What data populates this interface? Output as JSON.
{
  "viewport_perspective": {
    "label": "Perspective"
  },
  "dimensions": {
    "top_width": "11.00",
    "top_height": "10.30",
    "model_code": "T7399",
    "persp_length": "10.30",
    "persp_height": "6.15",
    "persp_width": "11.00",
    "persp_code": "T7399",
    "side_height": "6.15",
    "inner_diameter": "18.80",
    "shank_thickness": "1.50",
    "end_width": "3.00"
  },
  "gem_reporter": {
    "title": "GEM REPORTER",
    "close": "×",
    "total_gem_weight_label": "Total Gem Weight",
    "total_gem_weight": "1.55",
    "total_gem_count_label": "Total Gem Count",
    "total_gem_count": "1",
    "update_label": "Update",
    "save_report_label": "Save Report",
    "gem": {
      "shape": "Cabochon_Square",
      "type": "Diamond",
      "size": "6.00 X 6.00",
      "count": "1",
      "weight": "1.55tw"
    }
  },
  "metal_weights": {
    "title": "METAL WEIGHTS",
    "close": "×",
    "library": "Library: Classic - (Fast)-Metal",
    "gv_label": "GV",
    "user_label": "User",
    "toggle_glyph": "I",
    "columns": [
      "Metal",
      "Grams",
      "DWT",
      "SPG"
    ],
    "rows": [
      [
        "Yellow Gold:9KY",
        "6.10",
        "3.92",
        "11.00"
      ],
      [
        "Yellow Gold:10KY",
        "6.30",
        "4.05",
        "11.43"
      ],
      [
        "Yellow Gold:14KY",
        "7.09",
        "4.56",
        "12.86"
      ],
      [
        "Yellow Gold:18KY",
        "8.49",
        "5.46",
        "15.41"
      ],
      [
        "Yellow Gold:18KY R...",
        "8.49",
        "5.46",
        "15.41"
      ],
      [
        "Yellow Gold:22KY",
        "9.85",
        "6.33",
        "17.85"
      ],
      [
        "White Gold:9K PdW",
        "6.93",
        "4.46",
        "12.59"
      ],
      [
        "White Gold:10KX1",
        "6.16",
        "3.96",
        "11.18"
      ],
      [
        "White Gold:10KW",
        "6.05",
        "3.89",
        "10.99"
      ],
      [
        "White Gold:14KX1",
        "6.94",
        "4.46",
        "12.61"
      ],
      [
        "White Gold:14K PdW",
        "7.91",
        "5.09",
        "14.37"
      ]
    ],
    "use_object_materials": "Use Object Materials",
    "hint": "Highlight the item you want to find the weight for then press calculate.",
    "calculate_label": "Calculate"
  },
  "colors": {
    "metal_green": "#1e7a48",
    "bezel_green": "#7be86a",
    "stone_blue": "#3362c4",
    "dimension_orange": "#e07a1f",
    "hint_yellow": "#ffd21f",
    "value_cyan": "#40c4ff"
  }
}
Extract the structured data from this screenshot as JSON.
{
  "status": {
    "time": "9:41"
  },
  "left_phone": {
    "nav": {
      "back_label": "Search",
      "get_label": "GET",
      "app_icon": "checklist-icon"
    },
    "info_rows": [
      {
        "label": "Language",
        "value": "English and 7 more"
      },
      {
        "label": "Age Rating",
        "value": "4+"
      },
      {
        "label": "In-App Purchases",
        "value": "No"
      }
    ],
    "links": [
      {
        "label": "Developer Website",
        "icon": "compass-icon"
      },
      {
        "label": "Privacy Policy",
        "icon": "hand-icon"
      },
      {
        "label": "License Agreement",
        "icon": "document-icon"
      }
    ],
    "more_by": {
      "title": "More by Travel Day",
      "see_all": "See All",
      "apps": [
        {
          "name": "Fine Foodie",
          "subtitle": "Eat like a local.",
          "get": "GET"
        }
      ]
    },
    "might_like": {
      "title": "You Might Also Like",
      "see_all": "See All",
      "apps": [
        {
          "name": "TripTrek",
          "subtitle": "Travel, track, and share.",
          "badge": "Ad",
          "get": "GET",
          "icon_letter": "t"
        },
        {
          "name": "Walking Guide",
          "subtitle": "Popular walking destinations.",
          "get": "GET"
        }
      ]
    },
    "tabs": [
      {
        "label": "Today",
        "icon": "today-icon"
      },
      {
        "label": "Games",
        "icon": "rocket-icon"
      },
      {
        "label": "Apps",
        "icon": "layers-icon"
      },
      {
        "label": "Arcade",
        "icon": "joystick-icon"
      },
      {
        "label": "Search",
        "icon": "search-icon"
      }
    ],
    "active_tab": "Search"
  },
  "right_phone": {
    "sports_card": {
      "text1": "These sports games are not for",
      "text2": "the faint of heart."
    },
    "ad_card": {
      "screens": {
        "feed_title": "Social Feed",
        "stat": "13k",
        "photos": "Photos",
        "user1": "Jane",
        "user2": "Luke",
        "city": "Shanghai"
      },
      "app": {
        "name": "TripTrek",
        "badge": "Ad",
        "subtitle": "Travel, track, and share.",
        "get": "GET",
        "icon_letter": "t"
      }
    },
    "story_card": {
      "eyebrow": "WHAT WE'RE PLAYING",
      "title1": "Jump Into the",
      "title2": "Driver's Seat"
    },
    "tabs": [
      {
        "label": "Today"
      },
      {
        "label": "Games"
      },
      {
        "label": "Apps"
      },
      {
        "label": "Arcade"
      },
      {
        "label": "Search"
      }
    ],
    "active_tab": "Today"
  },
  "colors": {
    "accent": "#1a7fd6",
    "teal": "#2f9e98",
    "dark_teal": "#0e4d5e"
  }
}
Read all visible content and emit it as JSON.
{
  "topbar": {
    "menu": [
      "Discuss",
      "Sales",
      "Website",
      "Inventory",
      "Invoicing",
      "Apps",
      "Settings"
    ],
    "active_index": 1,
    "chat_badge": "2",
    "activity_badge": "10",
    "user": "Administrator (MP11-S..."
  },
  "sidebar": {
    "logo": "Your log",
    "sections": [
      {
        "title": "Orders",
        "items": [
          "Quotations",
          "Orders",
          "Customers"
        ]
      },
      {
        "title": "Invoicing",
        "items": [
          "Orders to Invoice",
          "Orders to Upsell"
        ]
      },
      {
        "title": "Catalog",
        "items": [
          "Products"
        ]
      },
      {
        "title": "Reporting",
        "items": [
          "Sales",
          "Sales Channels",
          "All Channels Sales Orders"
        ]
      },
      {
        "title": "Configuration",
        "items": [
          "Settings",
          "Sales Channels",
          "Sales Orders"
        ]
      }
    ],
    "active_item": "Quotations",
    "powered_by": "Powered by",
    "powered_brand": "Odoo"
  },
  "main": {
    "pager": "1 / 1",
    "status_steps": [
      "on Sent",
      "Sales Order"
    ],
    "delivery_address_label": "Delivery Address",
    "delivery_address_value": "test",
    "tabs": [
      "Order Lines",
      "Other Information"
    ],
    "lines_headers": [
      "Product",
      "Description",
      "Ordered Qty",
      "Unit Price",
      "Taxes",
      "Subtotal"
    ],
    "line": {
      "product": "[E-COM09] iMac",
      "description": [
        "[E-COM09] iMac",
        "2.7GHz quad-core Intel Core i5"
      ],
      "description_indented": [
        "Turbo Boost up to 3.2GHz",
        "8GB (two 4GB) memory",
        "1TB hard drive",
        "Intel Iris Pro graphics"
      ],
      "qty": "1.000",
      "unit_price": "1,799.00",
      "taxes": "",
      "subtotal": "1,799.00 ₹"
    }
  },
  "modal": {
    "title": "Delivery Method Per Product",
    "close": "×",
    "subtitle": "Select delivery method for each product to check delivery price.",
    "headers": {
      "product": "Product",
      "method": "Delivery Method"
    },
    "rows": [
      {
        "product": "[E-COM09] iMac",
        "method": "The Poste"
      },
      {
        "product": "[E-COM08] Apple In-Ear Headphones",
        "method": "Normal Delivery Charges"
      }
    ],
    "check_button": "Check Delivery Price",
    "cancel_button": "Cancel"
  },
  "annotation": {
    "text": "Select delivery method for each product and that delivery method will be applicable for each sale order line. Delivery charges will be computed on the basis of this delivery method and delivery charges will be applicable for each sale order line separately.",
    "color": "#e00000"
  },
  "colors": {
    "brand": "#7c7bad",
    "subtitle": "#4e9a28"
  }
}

○ ○ ○ ○ ○

*Task requirements*: Gather up the lines containing the word "White" from these records and copy them.

*Result*:
        "White Gold:9K PdW",
        "White Gold:10KX1",
        "White Gold:10KW",
        "White Gold:14KX1",
        "White Gold:14K PdW",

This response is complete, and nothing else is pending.